| What to produce |
Each entry below should be reproduced character for character.

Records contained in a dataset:
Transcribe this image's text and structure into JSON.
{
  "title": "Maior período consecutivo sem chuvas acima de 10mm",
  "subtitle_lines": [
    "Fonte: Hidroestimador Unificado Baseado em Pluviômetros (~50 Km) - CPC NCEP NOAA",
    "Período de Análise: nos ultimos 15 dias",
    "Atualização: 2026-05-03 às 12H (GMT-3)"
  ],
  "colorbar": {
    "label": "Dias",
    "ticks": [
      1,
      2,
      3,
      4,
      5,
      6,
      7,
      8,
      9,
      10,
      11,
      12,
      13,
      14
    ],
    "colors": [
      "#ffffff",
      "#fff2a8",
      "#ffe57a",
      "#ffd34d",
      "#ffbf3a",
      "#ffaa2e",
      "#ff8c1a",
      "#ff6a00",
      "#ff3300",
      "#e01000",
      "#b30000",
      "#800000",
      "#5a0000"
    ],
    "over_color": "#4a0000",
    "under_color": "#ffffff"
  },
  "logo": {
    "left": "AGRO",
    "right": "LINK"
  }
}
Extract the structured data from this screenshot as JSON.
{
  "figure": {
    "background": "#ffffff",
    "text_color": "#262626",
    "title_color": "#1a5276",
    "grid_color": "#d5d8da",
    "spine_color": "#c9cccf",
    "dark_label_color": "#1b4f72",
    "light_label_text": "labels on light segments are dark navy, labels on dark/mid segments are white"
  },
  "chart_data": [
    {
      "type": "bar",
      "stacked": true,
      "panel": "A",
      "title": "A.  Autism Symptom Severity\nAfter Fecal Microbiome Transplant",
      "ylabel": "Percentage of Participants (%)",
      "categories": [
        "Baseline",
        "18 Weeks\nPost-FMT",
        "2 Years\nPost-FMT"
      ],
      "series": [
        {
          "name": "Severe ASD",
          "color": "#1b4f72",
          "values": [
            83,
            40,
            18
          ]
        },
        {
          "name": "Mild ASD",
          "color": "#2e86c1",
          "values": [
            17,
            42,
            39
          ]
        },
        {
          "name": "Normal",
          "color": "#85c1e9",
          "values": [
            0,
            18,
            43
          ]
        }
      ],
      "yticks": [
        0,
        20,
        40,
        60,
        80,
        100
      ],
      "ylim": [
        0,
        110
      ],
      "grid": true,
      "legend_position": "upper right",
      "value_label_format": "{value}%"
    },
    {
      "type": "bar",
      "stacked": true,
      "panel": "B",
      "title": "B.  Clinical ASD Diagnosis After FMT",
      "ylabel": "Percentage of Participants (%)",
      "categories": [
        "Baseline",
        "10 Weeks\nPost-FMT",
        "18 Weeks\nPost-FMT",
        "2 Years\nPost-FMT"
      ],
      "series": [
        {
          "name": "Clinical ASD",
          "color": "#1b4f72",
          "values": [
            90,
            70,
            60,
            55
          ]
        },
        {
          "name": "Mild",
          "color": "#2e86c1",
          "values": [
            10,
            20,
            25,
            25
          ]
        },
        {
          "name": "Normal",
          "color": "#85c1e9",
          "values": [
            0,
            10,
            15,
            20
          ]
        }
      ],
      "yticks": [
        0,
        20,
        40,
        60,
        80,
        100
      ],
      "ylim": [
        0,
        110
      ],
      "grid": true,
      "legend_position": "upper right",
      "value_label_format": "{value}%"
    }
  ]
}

| Output of the exercise |
Transcribe this image's text and structure into JSON.
{
  "title": "Maior período consecutivo sem chuvas acima de 10mm",
  "subtitle_lines": [
    "Fonte: Hidroestimador Unificado Baseado em Pluviômetros (~50 Km) - CPC NCEP NOAA",
    "Período de Análise: nos ultimos 15 dias",
    "Atualização: 2026-05-03 às 12H (GMT-3)"
  ],
  "colorbar": {
    "label": "Dias",
    "ticks": [
      1,
      2,
      3,
      4,
      5,
      6,
      7,
      8,
      9,
      10,
      11,
      12,
      13,
      14
    ],
    "colors": [
      "#ffffff",
      "#fff2a8",
      "#ffe57a",
      "#ffd34d",
      "#ffbf3a",
      "#ffaa2e",
      "#ff8c1a",
      "#ff6a00",
      "#ff3300",
      "#e01000",
      "#b30000",
      "#800000",
      "#5a0000"
    ],
    "over_color": "#4a0000",
    "under_color": "#ffffff"
  },
  "logo": {
    "left": "AGRO",
    "right": "LINK"
  }
}
Extract the structured data from this screenshot as JSON.
{
  "figure": {
    "background": "#ffffff",
    "text_color": "#262626",
    "title_color": "#1a5276",
    "grid_color": "#d5d8da",
    "spine_color": "#c9cccf",
    "dark_label_color": "#1b4f72",
    "light_label_text": "labels on light segments are dark navy, labels on dark/mid segments are white"
  },
  "chart_data": [
    {
      "type": "bar",
      "stacked": true,
      "panel": "A",
      "title": "A.  Autism Symptom Severity\nAfter Fecal Microbiome Transplant",
      "ylabel": "Percentage of Participants (%)",
      "categories": [
        "Baseline",
        "18 Weeks\nPost-FMT",
        "2 Years\nPost-FMT"
      ],
      "series": [
        {
          "name": "Severe ASD",
          "color": "#1b4f72",
          "values": [
            83,
            40,
            18
          ]
        },
        {
          "name": "Mild ASD",
          "color": "#2e86c1",
          "values": [
            17,
            42,
            39
          ]
        },
        {
          "name": "Normal",
          "color": "#85c1e9",
          "values": [
            0,
            18,
            43
          ]
        }
      ],
      "yticks": [
        0,
        20,
        40,
        60,
        80,
        100
      ],
      "ylim": [
        0,
        110
      ],
      "grid": true,
      "legend_position": "upper right",
      "value_label_format": "{value}%"
    },
    {
      "type": "bar",
      "stacked": true,
      "panel": "B",
      "title": "B.  Clinical ASD Diagnosis After FMT",
      "ylabel": "Percentage of Participants (%)",
      "categories": [
        "Baseline",
        "10 Weeks\nPost-FMT",
        "18 Weeks\nPost-FMT",
        "2 Years\nPost-FMT"
      ],
      "series": [
        {
          "name": "Clinical ASD",
          "color": "#1b4f72",
          "values": [
            90,
            70,
            60,
            55
          ]
        },
        {
          "name": "Mild",
          "color": "#2e86c1",
          "values": [
            10,
            20,
            25,
            25
          ]
        },
        {
          "name": "Normal",
          "color": "#85c1e9",
          "values": [
            0,
            10,
            15,
            20
          ]
        }
      ],
      "yticks": [
        0,
        20,
        40,
        60,
        80,
        100
      ],
      "ylim": [
        0,
        110
      ],
      "grid": true,
      "legend_position": "upper right",
      "value_label_format": "{value}%"
    }
  ]
}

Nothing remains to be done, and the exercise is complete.